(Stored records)

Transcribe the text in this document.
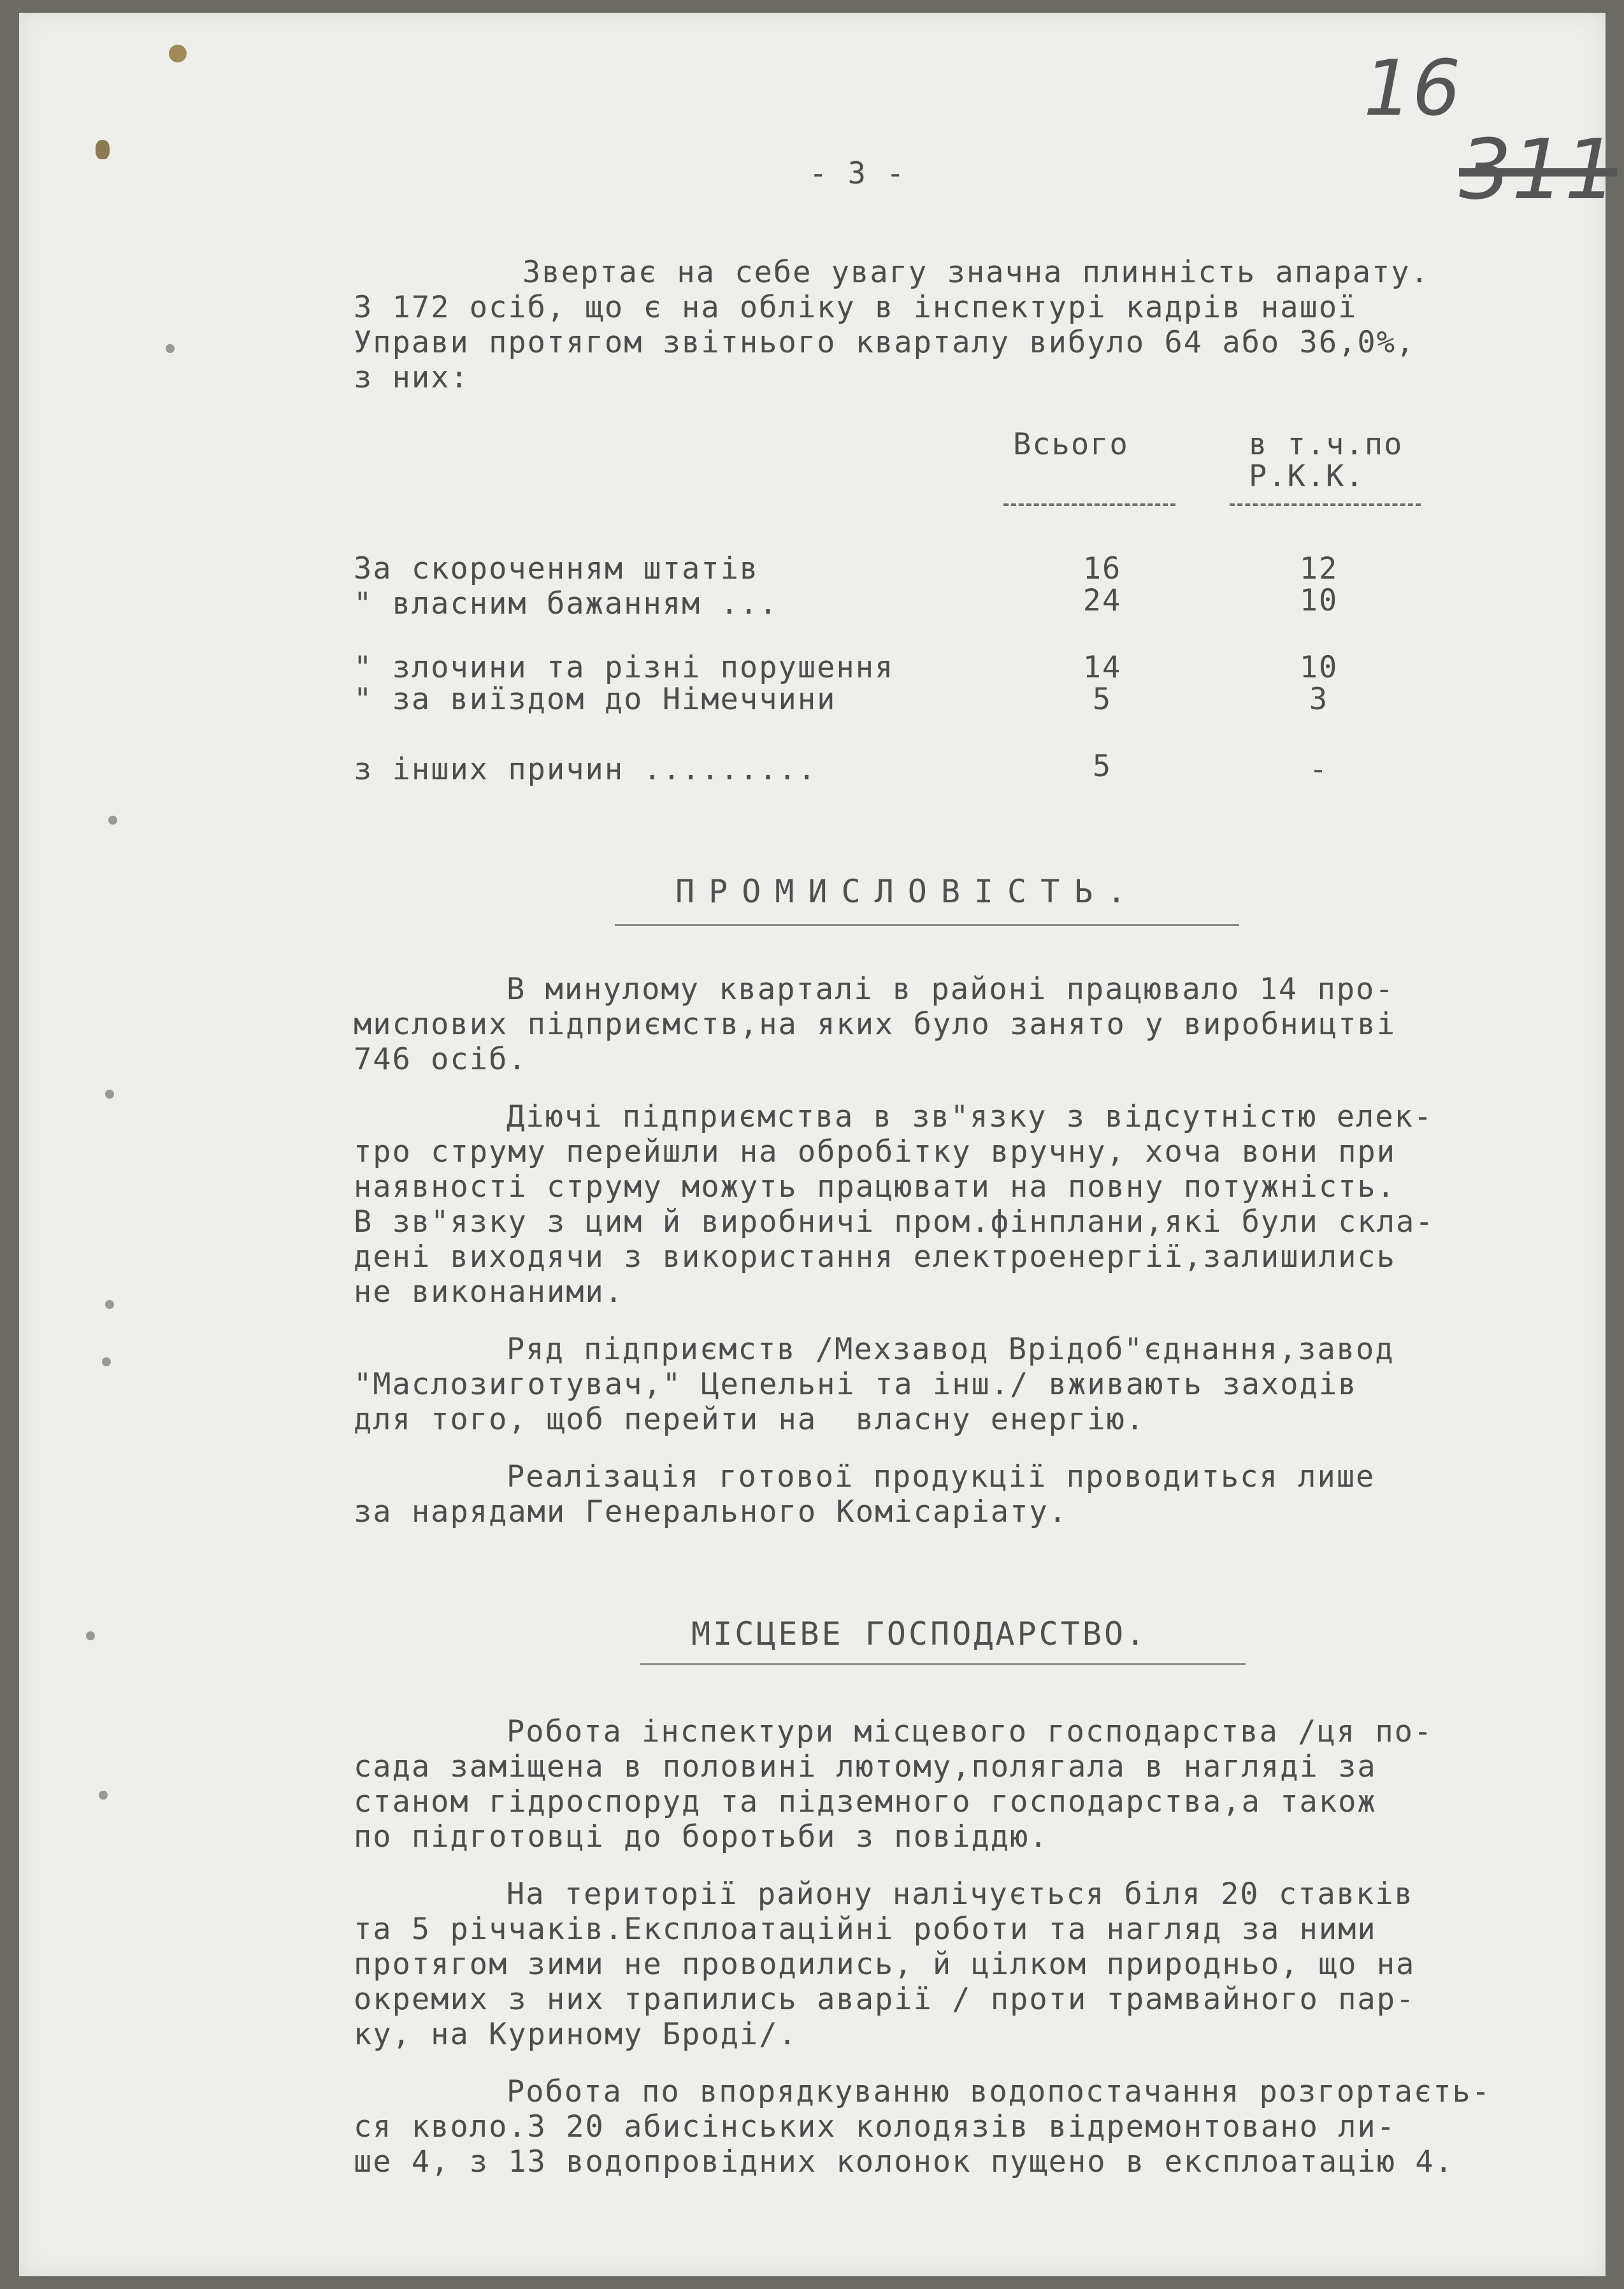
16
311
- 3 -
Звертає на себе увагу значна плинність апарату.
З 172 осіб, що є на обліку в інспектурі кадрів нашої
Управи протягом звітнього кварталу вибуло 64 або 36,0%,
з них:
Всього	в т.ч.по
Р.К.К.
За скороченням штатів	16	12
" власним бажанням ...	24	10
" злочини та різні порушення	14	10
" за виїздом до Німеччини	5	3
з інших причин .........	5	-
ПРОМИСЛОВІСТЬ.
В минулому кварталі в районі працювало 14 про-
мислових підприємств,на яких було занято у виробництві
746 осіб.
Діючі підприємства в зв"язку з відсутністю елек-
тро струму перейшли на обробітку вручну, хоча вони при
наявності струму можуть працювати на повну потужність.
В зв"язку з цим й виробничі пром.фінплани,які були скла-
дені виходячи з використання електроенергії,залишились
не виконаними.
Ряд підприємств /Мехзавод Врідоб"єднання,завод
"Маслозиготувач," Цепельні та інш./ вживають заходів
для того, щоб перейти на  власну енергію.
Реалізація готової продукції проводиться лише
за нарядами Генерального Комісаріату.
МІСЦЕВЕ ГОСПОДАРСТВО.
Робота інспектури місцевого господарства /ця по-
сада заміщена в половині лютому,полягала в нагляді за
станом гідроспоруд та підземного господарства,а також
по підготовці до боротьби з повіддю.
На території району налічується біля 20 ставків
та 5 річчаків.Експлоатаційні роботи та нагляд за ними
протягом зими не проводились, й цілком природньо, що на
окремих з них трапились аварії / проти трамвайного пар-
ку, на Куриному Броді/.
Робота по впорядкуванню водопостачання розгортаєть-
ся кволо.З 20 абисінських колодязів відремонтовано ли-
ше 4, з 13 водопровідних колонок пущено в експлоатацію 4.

> [Goal]: Copy the whole of the material above exactly, but not its images.

> [Response to the exercise]:
Transcribe the text in this document.
16
311
- 3 -
Звертає на себе увагу значна плинність апарату.
З 172 осіб, що є на обліку в інспектурі кадрів нашої
Управи протягом звітнього кварталу вибуло 64 або 36,0%,
з них:
Всього	в т.ч.по
Р.К.К.
За скороченням штатів	16	12
" власним бажанням ...	24	10
" злочини та різні порушення	14	10
" за виїздом до Німеччини	5	3
з інших причин .........	5	-
ПРОМИСЛОВІСТЬ.
В минулому кварталі в районі працювало 14 про-
мислових підприємств,на яких було занято у виробництві
746 осіб.
Діючі підприємства в зв"язку з відсутністю елек-
тро струму перейшли на обробітку вручну, хоча вони при
наявності струму можуть працювати на повну потужність.
В зв"язку з цим й виробничі пром.фінплани,які були скла-
дені виходячи з використання електроенергії,залишились
не виконаними.
Ряд підприємств /Мехзавод Врідоб"єднання,завод
"Маслозиготувач," Цепельні та інш./ вживають заходів
для того, щоб перейти на  власну енергію.
Реалізація готової продукції проводиться лише
за нарядами Генерального Комісаріату.
МІСЦЕВЕ ГОСПОДАРСТВО.
Робота інспектури місцевого господарства /ця по-
сада заміщена в половині лютому,полягала в нагляді за
станом гідроспоруд та підземного господарства,а також
по підготовці до боротьби з повіддю.
На території району налічується біля 20 ставків
та 5 річчаків.Експлоатаційні роботи та нагляд за ними
протягом зими не проводились, й цілком природньо, що на
окремих з них трапились аварії / проти трамвайного пар-
ку, на Куриному Броді/.
Робота по впорядкуванню водопостачання розгортаєть-
ся кволо.З 20 абисінських колодязів відремонтовано ли-
ше 4, з 13 водопровідних колонок пущено в експлоатацію 4.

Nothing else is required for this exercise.